### WHAT THE TASK REQUIRES
Copy each of the following rows line for line, with no changes, and leave out the pictures.

### DATA RECORDS

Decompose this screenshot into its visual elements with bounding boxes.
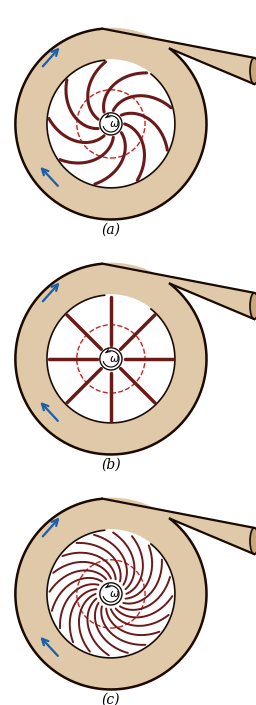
Ellipse shape: [250, 528, 256, 554]
Polygon shape: [103, 264, 254, 319]
Circle shape: [47, 530, 175, 658]
Polygon shape: [103, 498, 254, 554]
Circle shape: [100, 113, 122, 135]
Text: $\omega$: $\omega$: [109, 589, 120, 599]
Polygon shape: [103, 29, 254, 84]
Text: (a): (a): [101, 223, 120, 237]
Circle shape: [47, 60, 175, 188]
Text: $\omega$: $\omega$: [109, 354, 120, 364]
Ellipse shape: [250, 293, 256, 319]
Circle shape: [100, 583, 122, 605]
Circle shape: [47, 295, 175, 423]
Ellipse shape: [250, 58, 256, 84]
Circle shape: [15, 498, 207, 689]
Text: (b): (b): [101, 458, 121, 472]
Text: (c): (c): [102, 693, 120, 705]
Circle shape: [100, 348, 122, 370]
Text: $\omega$: $\omega$: [109, 119, 120, 129]
Circle shape: [15, 28, 207, 219]
Circle shape: [15, 264, 207, 455]
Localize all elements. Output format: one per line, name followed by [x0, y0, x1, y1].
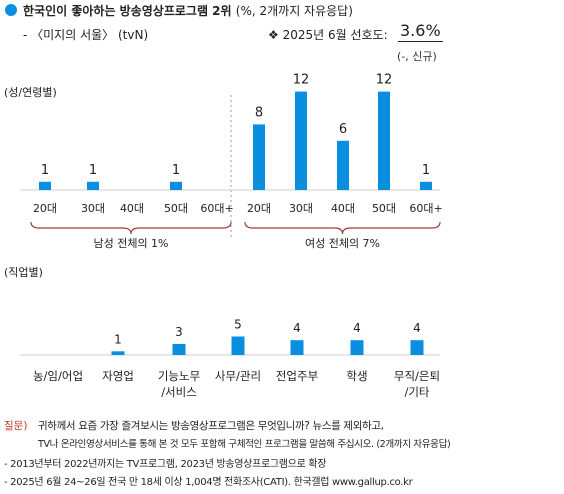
bar-8 [378, 91, 390, 190]
tick-label-2: 40대 [120, 202, 144, 215]
bar-7 [337, 140, 349, 190]
section-label-occupation: (직업별) [4, 266, 43, 279]
group-brace-0 [30, 221, 232, 235]
occ-bar-3 [231, 336, 245, 355]
title-text: 한국인이 좋아하는 방송영상프로그램 2위 [23, 4, 232, 18]
title-bullet-icon [5, 4, 17, 16]
occ-tick-label-2: 기능노무 [158, 369, 200, 383]
data-label-7: 6 [339, 122, 347, 137]
occ-data-label-4: 4 [293, 321, 301, 335]
data-label-8: 12 [376, 73, 393, 88]
occ-bar-6 [410, 340, 424, 355]
preference-value: 3.6% [398, 21, 443, 42]
chart-title: 한국인이 좋아하는 방송영상프로그램 2위 (%, 2개까지 자유응답) [23, 2, 353, 19]
data-label-6: 12 [293, 73, 310, 88]
data-label-9: 1 [422, 163, 430, 178]
tick-label-6: 30대 [289, 202, 313, 215]
data-label-1: 1 [89, 163, 97, 178]
occ-tick-label-3: 사무/관리 [215, 369, 261, 383]
bar-0 [39, 181, 51, 190]
program-name: - 〈미지의 서울〉 (tvN) [23, 28, 149, 42]
occ-data-label-1: 1 [114, 332, 122, 346]
occ-tick-label-4: 전업주부 [276, 369, 318, 383]
tick-label-9: 60대+ [409, 202, 442, 215]
group-label-1: 여성 전체의 7% [305, 237, 380, 250]
tick-label-5: 20대 [247, 202, 271, 215]
occ-tick-label-6: 무직/은퇴 [394, 369, 440, 383]
preference-label: ❖ 2025년 6월 선호도: [268, 28, 388, 42]
bar-5 [253, 124, 265, 190]
preference-sub: (-, 신규) [397, 50, 437, 63]
occ-tick-label-1: 자영업 [102, 369, 134, 383]
occ-tick-label-0: 농/임/어업 [33, 369, 83, 383]
title-note: (%, 2개까지 자유응답) [235, 4, 353, 18]
occ-bar-1 [111, 351, 125, 355]
group-label-0: 남성 전체의 1% [93, 237, 168, 250]
occ-tick-label-5: 학생 [346, 369, 367, 383]
question-line-1: 귀하께서 요즘 가장 즐겨보시는 방송영상프로그램은 무엇입니까? 뉴스를 제외… [38, 420, 384, 432]
occ-tick-label-6-1: /기타 [404, 385, 429, 399]
footnote-2: - 2025년 6월 24~26일 전국 만 18세 이상 1,004명 전화조… [4, 477, 413, 488]
occ-data-label-6: 4 [413, 321, 421, 335]
group-brace-1 [244, 221, 441, 235]
occ-data-label-5: 4 [353, 321, 361, 335]
bar-3 [170, 181, 182, 190]
bar-6 [295, 91, 307, 190]
occ-data-label-2: 3 [175, 325, 183, 339]
tick-label-8: 50대 [372, 202, 396, 215]
section-label-gender-age: (성/연령별) [4, 86, 57, 99]
question-line-2: TV나 온라인영상서비스를 통해 본 것 모두 포함해 구체적인 프로그램을 말… [38, 439, 451, 450]
question-label: 질문) [4, 420, 28, 432]
tick-label-1: 30대 [81, 202, 105, 215]
occ-bar-5 [350, 340, 364, 355]
tick-label-0: 20대 [33, 202, 57, 215]
data-label-3: 1 [172, 163, 180, 178]
footnote-1: - 2013년부터 2022년까지는 TV프로그램, 2023년 방송영상프로그… [4, 459, 327, 470]
tick-label-4: 60대+ [200, 202, 233, 215]
tick-label-7: 40대 [331, 202, 355, 215]
occ-bar-2 [172, 343, 186, 355]
bar-1 [87, 181, 99, 190]
data-label-0: 1 [41, 163, 49, 178]
occ-tick-label-2-1: /서비스 [161, 385, 197, 399]
tick-label-3: 50대 [164, 202, 188, 215]
data-label-5: 8 [255, 105, 263, 120]
occ-bar-4 [290, 340, 304, 355]
bar-9 [420, 181, 432, 190]
occ-data-label-3: 5 [234, 318, 242, 332]
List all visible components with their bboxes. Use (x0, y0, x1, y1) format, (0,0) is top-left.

### EXERCISE ANSWER
Decompose this screenshot into its visual elements with bounding boxes.
Ellipse shape: [250, 528, 256, 554]
Polygon shape: [103, 264, 254, 319]
Circle shape: [47, 530, 175, 658]
Polygon shape: [103, 498, 254, 554]
Circle shape: [100, 113, 122, 135]
Text: $\omega$: $\omega$: [109, 589, 120, 599]
Polygon shape: [103, 29, 254, 84]
Text: (a): (a): [101, 223, 120, 237]
Circle shape: [47, 60, 175, 188]
Text: $\omega$: $\omega$: [109, 354, 120, 364]
Ellipse shape: [250, 293, 256, 319]
Circle shape: [100, 583, 122, 605]
Circle shape: [47, 295, 175, 423]
Ellipse shape: [250, 58, 256, 84]
Circle shape: [15, 498, 207, 689]
Text: (b): (b): [101, 458, 121, 472]
Text: (c): (c): [102, 693, 120, 705]
Circle shape: [100, 348, 122, 370]
Text: $\omega$: $\omega$: [109, 119, 120, 129]
Circle shape: [15, 28, 207, 219]
Circle shape: [15, 264, 207, 455]
Localize all elements. Output format: one per line, name followed by [x0, y0, x1, y1].
bar-8 [378, 91, 390, 190]
tick-label-2: 40대 [120, 202, 144, 215]
bar-7 [337, 140, 349, 190]
section-label-occupation: (직업별) [4, 266, 43, 279]
group-brace-0 [30, 221, 232, 235]
occ-bar-3 [231, 336, 245, 355]
title-text: 한국인이 좋아하는 방송영상프로그램 2위 [23, 4, 232, 18]
title-bullet-icon [5, 4, 17, 16]
occ-tick-label-2: 기능노무 [158, 369, 200, 383]
data-label-7: 6 [339, 122, 347, 137]
occ-data-label-4: 4 [293, 321, 301, 335]
data-label-8: 12 [376, 73, 393, 88]
occ-bar-6 [410, 340, 424, 355]
preference-value: 3.6% [398, 21, 443, 42]
chart-title: 한국인이 좋아하는 방송영상프로그램 2위 (%, 2개까지 자유응답) [23, 2, 353, 19]
data-label-6: 12 [293, 73, 310, 88]
data-label-9: 1 [422, 163, 430, 178]
tick-label-6: 30대 [289, 202, 313, 215]
data-label-1: 1 [89, 163, 97, 178]
occ-tick-label-3: 사무/관리 [215, 369, 261, 383]
bar-0 [39, 181, 51, 190]
program-name: - 〈미지의 서울〉 (tvN) [23, 28, 149, 42]
occ-data-label-1: 1 [114, 332, 122, 346]
occ-tick-label-4: 전업주부 [276, 369, 318, 383]
tick-label-9: 60대+ [409, 202, 442, 215]
group-label-1: 여성 전체의 7% [305, 237, 380, 250]
tick-label-5: 20대 [247, 202, 271, 215]
occ-tick-label-6: 무직/은퇴 [394, 369, 440, 383]
preference-label: ❖ 2025년 6월 선호도: [268, 28, 388, 42]
bar-5 [253, 124, 265, 190]
preference-sub: (-, 신규) [397, 50, 437, 63]
occ-tick-label-1: 자영업 [102, 369, 134, 383]
occ-tick-label-0: 농/임/어업 [33, 369, 83, 383]
title-note: (%, 2개까지 자유응답) [235, 4, 353, 18]
occ-bar-1 [111, 351, 125, 355]
group-label-0: 남성 전체의 1% [93, 237, 168, 250]
occ-tick-label-5: 학생 [346, 369, 367, 383]
question-line-1: 귀하께서 요즘 가장 즐겨보시는 방송영상프로그램은 무엇입니까? 뉴스를 제외… [38, 420, 384, 432]
occ-tick-label-6-1: /기타 [404, 385, 429, 399]
footnote-2: - 2025년 6월 24~26일 전국 만 18세 이상 1,004명 전화조… [4, 477, 413, 488]
occ-data-label-6: 4 [413, 321, 421, 335]
group-brace-1 [244, 221, 441, 235]
occ-data-label-5: 4 [353, 321, 361, 335]
bar-3 [170, 181, 182, 190]
bar-6 [295, 91, 307, 190]
occ-data-label-2: 3 [175, 325, 183, 339]
tick-label-8: 50대 [372, 202, 396, 215]
section-label-gender-age: (성/연령별) [4, 86, 57, 99]
question-line-2: TV나 온라인영상서비스를 통해 본 것 모두 포함해 구체적인 프로그램을 말… [38, 439, 451, 450]
question-label: 질문) [4, 420, 28, 432]
tick-label-1: 30대 [81, 202, 105, 215]
occ-bar-5 [350, 340, 364, 355]
tick-label-0: 20대 [33, 202, 57, 215]
data-label-3: 1 [172, 163, 180, 178]
footnote-1: - 2013년부터 2022년까지는 TV프로그램, 2023년 방송영상프로그… [4, 459, 327, 470]
tick-label-4: 60대+ [200, 202, 233, 215]
tick-label-7: 40대 [331, 202, 355, 215]
occ-bar-2 [172, 343, 186, 355]
bar-1 [87, 181, 99, 190]
data-label-0: 1 [41, 163, 49, 178]
occ-tick-label-2-1: /서비스 [161, 385, 197, 399]
tick-label-3: 50대 [164, 202, 188, 215]
data-label-5: 8 [255, 105, 263, 120]
occ-bar-4 [290, 340, 304, 355]
bar-9 [420, 181, 432, 190]
occ-data-label-3: 5 [234, 318, 242, 332]
List all visible components with their bboxes. Use (x0, y0, x1, y1) format, (0,0) is top-left.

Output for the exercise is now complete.